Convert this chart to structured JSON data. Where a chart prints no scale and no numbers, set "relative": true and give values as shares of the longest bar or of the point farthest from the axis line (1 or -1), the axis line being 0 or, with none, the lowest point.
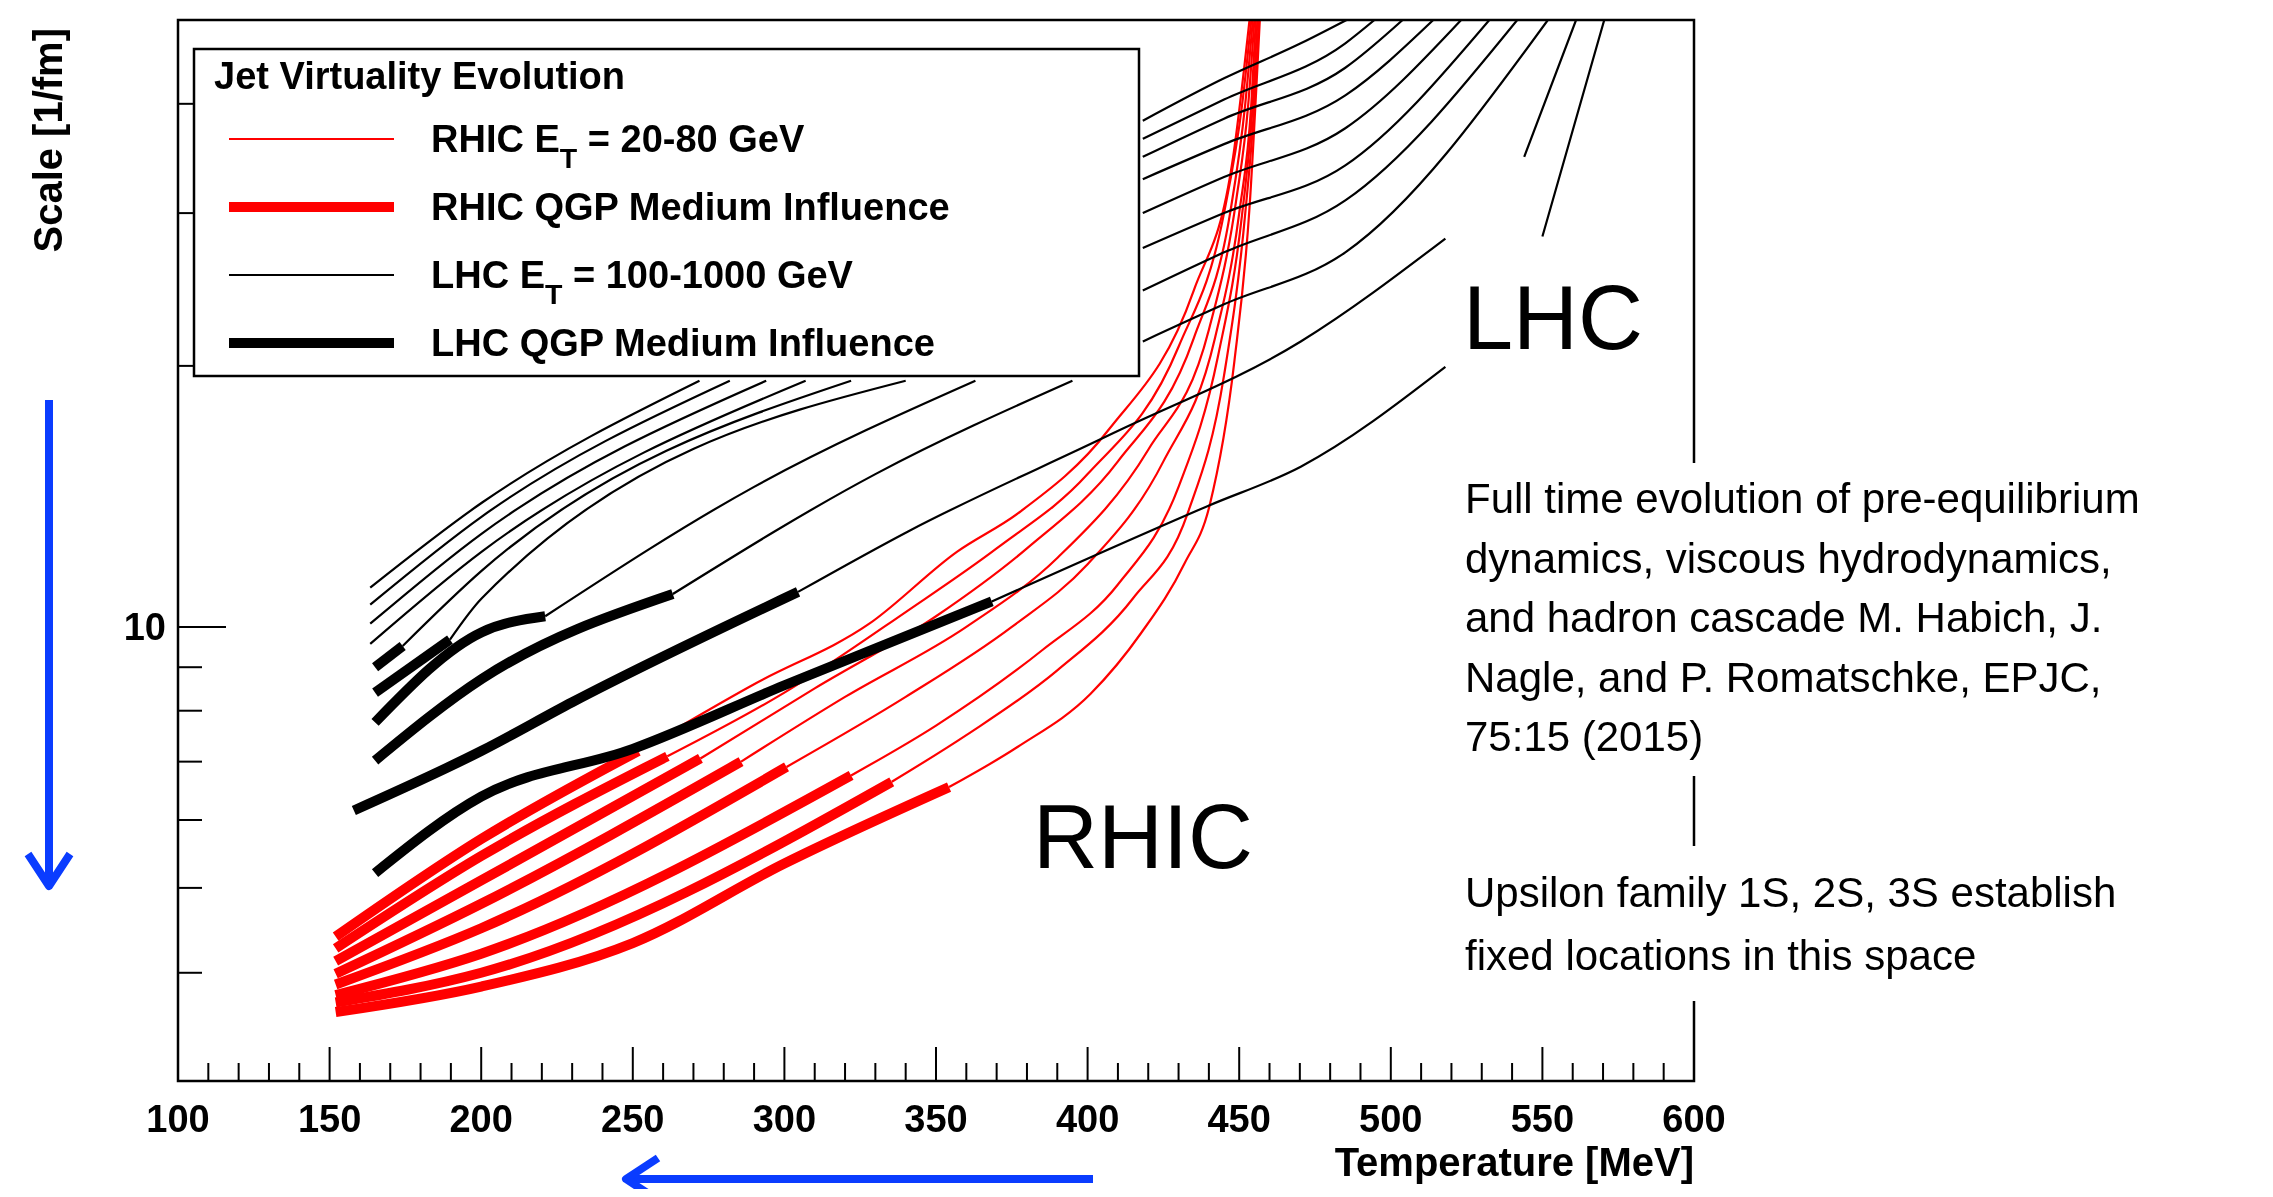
{
  "chart_data": {
    "type": "line",
    "xlabel": "Temperature [MeV]",
    "ylabel": "Scale [1/fm]",
    "legend_title": "Jet Virtuality Evolution",
    "legend": "top left",
    "relative": true,
    "xlim": [
      100,
      600
    ],
    "xticks": [
      100,
      150,
      200,
      250,
      300,
      350,
      400,
      450,
      500,
      550,
      600
    ],
    "annotations": [
      "LHC",
      "RHIC",
      "Full time evolution of pre-equilibrium\ndynamics, viscous hydrodynamics,\nand hadron cascade M. Habich, J.\nNagle, and P. Romatschke, EPJC,\n75:15 (2015)",
      "Upsilon family 1S, 2S, 3S establish\nfixed locations in this space",
      "10"
    ],
    "series": [
      {
        "name": "RHIC E$_{T}$ = 20-80 GeV",
        "color": "#ff0000",
        "x": [
          251.8,
          290,
          328,
          357,
          377,
          407,
          435,
          448,
          453.4
        ],
        "values": [
          0.311,
          0.374,
          0.431,
          0.499,
          0.535,
          0.614,
          0.745,
          0.871,
          1
        ]
      },
      {
        "color": "#ff0000",
        "x": [
          261.4,
          300,
          340,
          370,
          400,
          430,
          445,
          451,
          454
        ],
        "values": [
          0.306,
          0.366,
          0.442,
          0.502,
          0.572,
          0.692,
          0.818,
          0.921,
          1
        ]
      },
      {
        "color": "#ff0000",
        "x": [
          272.3,
          310,
          350,
          380,
          410,
          435,
          447,
          452,
          454.5
        ],
        "values": [
          0.304,
          0.37,
          0.438,
          0.502,
          0.584,
          0.7,
          0.818,
          0.921,
          1
        ]
      },
      {
        "color": "#ff0000",
        "x": [
          285.7,
          320,
          360,
          390,
          420,
          440,
          449,
          453,
          455
        ],
        "values": [
          0.301,
          0.362,
          0.428,
          0.493,
          0.595,
          0.708,
          0.83,
          0.921,
          1
        ]
      },
      {
        "color": "#ff0000",
        "x": [
          300.7,
          340,
          375,
          400,
          425,
          442,
          450,
          454,
          455.5
        ],
        "values": [
          0.296,
          0.362,
          0.428,
          0.487,
          0.584,
          0.7,
          0.818,
          0.921,
          1
        ]
      },
      {
        "color": "#ff0000",
        "x": [
          322,
          350,
          385,
          410,
          430,
          443,
          451,
          454.5,
          456
        ],
        "values": [
          0.288,
          0.335,
          0.406,
          0.468,
          0.56,
          0.683,
          0.818,
          0.921,
          1
        ]
      },
      {
        "color": "#ff0000",
        "x": [
          335.4,
          360,
          390,
          415,
          433,
          445,
          452,
          455,
          456.5
        ],
        "values": [
          0.282,
          0.326,
          0.387,
          0.455,
          0.535,
          0.665,
          0.818,
          0.921,
          1
        ]
      },
      {
        "color": "#ff0000",
        "x": [
          354.3,
          377,
          401,
          417.6,
          432,
          440.2,
          448.4,
          453.4,
          456.8
        ],
        "values": [
          0.277,
          0.315,
          0.365,
          0.422,
          0.488,
          0.542,
          0.678,
          0.823,
          1
        ]
      },
      {
        "name": "RHIC QGP Medium Influence",
        "color": "#ff0000",
        "x": [
          152,
          200,
          251.8
        ],
        "values": [
          0.136,
          0.228,
          0.311
        ]
      },
      {
        "color": "#ff0000",
        "x": [
          152,
          200,
          261.4
        ],
        "values": [
          0.125,
          0.212,
          0.306
        ]
      },
      {
        "color": "#ff0000",
        "x": [
          152,
          200,
          272.3
        ],
        "values": [
          0.113,
          0.189,
          0.304
        ]
      },
      {
        "color": "#ff0000",
        "x": [
          152,
          200,
          285.7
        ],
        "values": [
          0.101,
          0.167,
          0.301
        ]
      },
      {
        "color": "#ff0000",
        "x": [
          152,
          200,
          300.7
        ],
        "values": [
          0.091,
          0.144,
          0.296
        ]
      },
      {
        "color": "#ff0000",
        "x": [
          152,
          200,
          322
        ],
        "values": [
          0.081,
          0.12,
          0.288
        ]
      },
      {
        "color": "#ff0000",
        "x": [
          152,
          200,
          335.4
        ],
        "values": [
          0.074,
          0.102,
          0.282
        ]
      },
      {
        "color": "#ff0000",
        "x": [
          152,
          200,
          250,
          300,
          354.3
        ],
        "values": [
          0.065,
          0.089,
          0.13,
          0.205,
          0.277
        ]
      },
      {
        "name": "LHC E$_{T}$ = 100-1000 GeV",
        "color": "#000000",
        "x": [
          163.4,
          200.2,
          272,
          346,
          418.2,
          445,
          470.3,
          485.4
        ],
        "values": [
          0.465,
          0.545,
          0.66,
          null,
          0.905,
          0.945,
          0.978,
          1
        ]
      },
      {
        "color": "#000000",
        "x": [
          163.4,
          200.2,
          282,
          350,
          418.2,
          445,
          485,
          494.6
        ],
        "values": [
          0.449,
          0.532,
          0.66,
          null,
          0.888,
          0.925,
          0.978,
          1
        ]
      },
      {
        "color": "#000000",
        "x": [
          163.4,
          200.2,
          294,
          357,
          418.2,
          445,
          485,
          503.9
        ],
        "values": [
          0.431,
          0.516,
          0.66,
          null,
          0.871,
          0.907,
          0.955,
          1
        ]
      },
      {
        "color": "#000000",
        "x": [
          163.4,
          200.2,
          307,
          364,
          418.2,
          445,
          485,
          514
        ],
        "values": [
          0.412,
          0.499,
          0.66,
          null,
          0.85,
          0.883,
          0.929,
          1
        ]
      },
      {
        "color": "#000000",
        "x": [
          174.1,
          200.2,
          322,
          371,
          418.2,
          445,
          485,
          523.2
        ],
        "values": [
          0.41,
          0.481,
          0.66,
          null,
          0.818,
          0.852,
          0.898,
          1
        ]
      },
      {
        "color": "#000000",
        "x": [
          189.7,
          200.2,
          340,
          380,
          418.2,
          445,
          485,
          532.5
        ],
        "values": [
          0.416,
          0.455,
          0.66,
          null,
          0.785,
          0.818,
          0.863,
          1
        ]
      },
      {
        "color": "#000000",
        "x": [
          221.1,
          290,
          363,
          392,
          418.2,
          445,
          485,
          541.7
        ],
        "values": [
          0.438,
          0.56,
          0.66,
          null,
          0.745,
          0.781,
          0.83,
          1
        ]
      },
      {
        "color": "#000000",
        "x": [
          263.2,
          330,
          395,
          408,
          418.2,
          445,
          485,
          551.8
        ],
        "values": [
          0.459,
          0.572,
          0.66,
          null,
          0.697,
          0.732,
          0.781,
          1
        ]
      },
      {
        "color": "#000000",
        "x": [
          304.5,
          340.8,
          408,
          470.3,
          518,
          530,
          544,
          561.1
        ],
        "values": [
          0.461,
          0.518,
          0.61,
          0.697,
          0.794,
          null,
          0.871,
          1
        ]
      },
      {
        "color": "#000000",
        "x": [
          368.4,
          439.7,
          470.3,
          518,
          534,
          550,
          570.4
        ],
        "values": [
          0.452,
          0.542,
          0.579,
          0.673,
          null,
          0.796,
          1
        ]
      },
      {
        "name": "LHC QGP Medium Influence",
        "color": "#000000",
        "x": [
          165,
          174.1
        ],
        "values": [
          0.39,
          0.41
        ]
      },
      {
        "color": "#000000",
        "x": [
          165,
          189.7
        ],
        "values": [
          0.366,
          0.416
        ]
      },
      {
        "color": "#000000",
        "x": [
          165,
          200.2,
          221.1
        ],
        "values": [
          0.338,
          0.423,
          0.438
        ]
      },
      {
        "color": "#000000",
        "x": [
          165,
          200.2,
          263.2
        ],
        "values": [
          0.302,
          0.379,
          0.459
        ]
      },
      {
        "color": "#000000",
        "x": [
          158,
          200,
          230,
          304.5
        ],
        "values": [
          0.255,
          0.311,
          0.357,
          0.461
        ]
      },
      {
        "color": "#000000",
        "x": [
          165,
          200,
          250,
          300,
          368.4
        ],
        "values": [
          0.196,
          0.268,
          0.313,
          0.373,
          0.452
        ]
      }
    ]
  }
}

····················

Within the data above, count the lines that contain the string "name"; the reply is the number alone.

Answer to the task -> 4